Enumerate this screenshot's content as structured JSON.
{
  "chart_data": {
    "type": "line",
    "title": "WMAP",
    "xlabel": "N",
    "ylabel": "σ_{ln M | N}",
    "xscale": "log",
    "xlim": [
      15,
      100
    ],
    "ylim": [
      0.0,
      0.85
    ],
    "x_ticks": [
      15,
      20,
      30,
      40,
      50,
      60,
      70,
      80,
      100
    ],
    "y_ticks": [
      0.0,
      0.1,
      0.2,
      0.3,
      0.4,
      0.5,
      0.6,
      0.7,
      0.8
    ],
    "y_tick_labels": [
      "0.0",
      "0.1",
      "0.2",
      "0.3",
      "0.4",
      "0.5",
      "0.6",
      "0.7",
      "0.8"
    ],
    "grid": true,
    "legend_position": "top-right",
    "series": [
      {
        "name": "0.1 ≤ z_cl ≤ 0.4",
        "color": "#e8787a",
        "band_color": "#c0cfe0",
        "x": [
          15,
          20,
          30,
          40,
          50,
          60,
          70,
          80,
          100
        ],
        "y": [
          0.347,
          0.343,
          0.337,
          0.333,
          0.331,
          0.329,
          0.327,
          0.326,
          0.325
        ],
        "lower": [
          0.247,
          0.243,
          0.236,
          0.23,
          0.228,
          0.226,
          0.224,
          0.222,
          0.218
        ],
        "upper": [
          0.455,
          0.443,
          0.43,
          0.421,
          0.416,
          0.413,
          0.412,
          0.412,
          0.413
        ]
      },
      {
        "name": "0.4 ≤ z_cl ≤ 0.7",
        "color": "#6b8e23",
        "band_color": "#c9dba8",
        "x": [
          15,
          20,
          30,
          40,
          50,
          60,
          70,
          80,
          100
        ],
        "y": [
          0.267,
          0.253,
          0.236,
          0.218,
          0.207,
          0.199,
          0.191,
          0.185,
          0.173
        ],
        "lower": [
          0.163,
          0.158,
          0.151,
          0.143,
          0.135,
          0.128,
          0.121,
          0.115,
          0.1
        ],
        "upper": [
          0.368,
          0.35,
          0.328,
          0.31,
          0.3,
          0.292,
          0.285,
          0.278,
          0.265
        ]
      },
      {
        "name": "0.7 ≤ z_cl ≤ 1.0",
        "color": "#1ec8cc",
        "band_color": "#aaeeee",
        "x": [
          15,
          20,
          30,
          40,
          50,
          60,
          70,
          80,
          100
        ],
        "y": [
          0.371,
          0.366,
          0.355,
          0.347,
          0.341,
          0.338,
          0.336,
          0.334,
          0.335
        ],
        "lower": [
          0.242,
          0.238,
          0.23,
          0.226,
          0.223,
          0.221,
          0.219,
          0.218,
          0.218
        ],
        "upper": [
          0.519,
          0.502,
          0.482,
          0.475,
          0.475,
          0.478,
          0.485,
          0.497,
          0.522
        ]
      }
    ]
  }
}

━━━━━━━━

Repeat every entry word for word.

Enumerate this screenshot's content as structured JSON.
{
  "chart_data": {
    "type": "line",
    "title": "WMAP",
    "xlabel": "N",
    "ylabel": "σ_{ln M | N}",
    "xscale": "log",
    "xlim": [
      15,
      100
    ],
    "ylim": [
      0.0,
      0.85
    ],
    "x_ticks": [
      15,
      20,
      30,
      40,
      50,
      60,
      70,
      80,
      100
    ],
    "y_ticks": [
      0.0,
      0.1,
      0.2,
      0.3,
      0.4,
      0.5,
      0.6,
      0.7,
      0.8
    ],
    "y_tick_labels": [
      "0.0",
      "0.1",
      "0.2",
      "0.3",
      "0.4",
      "0.5",
      "0.6",
      "0.7",
      "0.8"
    ],
    "grid": true,
    "legend_position": "top-right",
    "series": [
      {
        "name": "0.1 ≤ z_cl ≤ 0.4",
        "color": "#e8787a",
        "band_color": "#c0cfe0",
        "x": [
          15,
          20,
          30,
          40,
          50,
          60,
          70,
          80,
          100
        ],
        "y": [
          0.347,
          0.343,
          0.337,
          0.333,
          0.331,
          0.329,
          0.327,
          0.326,
          0.325
        ],
        "lower": [
          0.247,
          0.243,
          0.236,
          0.23,
          0.228,
          0.226,
          0.224,
          0.222,
          0.218
        ],
        "upper": [
          0.455,
          0.443,
          0.43,
          0.421,
          0.416,
          0.413,
          0.412,
          0.412,
          0.413
        ]
      },
      {
        "name": "0.4 ≤ z_cl ≤ 0.7",
        "color": "#6b8e23",
        "band_color": "#c9dba8",
        "x": [
          15,
          20,
          30,
          40,
          50,
          60,
          70,
          80,
          100
        ],
        "y": [
          0.267,
          0.253,
          0.236,
          0.218,
          0.207,
          0.199,
          0.191,
          0.185,
          0.173
        ],
        "lower": [
          0.163,
          0.158,
          0.151,
          0.143,
          0.135,
          0.128,
          0.121,
          0.115,
          0.1
        ],
        "upper": [
          0.368,
          0.35,
          0.328,
          0.31,
          0.3,
          0.292,
          0.285,
          0.278,
          0.265
        ]
      },
      {
        "name": "0.7 ≤ z_cl ≤ 1.0",
        "color": "#1ec8cc",
        "band_color": "#aaeeee",
        "x": [
          15,
          20,
          30,
          40,
          50,
          60,
          70,
          80,
          100
        ],
        "y": [
          0.371,
          0.366,
          0.355,
          0.347,
          0.341,
          0.338,
          0.336,
          0.334,
          0.335
        ],
        "lower": [
          0.242,
          0.238,
          0.23,
          0.226,
          0.223,
          0.221,
          0.219,
          0.218,
          0.218
        ],
        "upper": [
          0.519,
          0.502,
          0.482,
          0.475,
          0.475,
          0.478,
          0.485,
          0.497,
          0.522
        ]
      }
    ]
  }
}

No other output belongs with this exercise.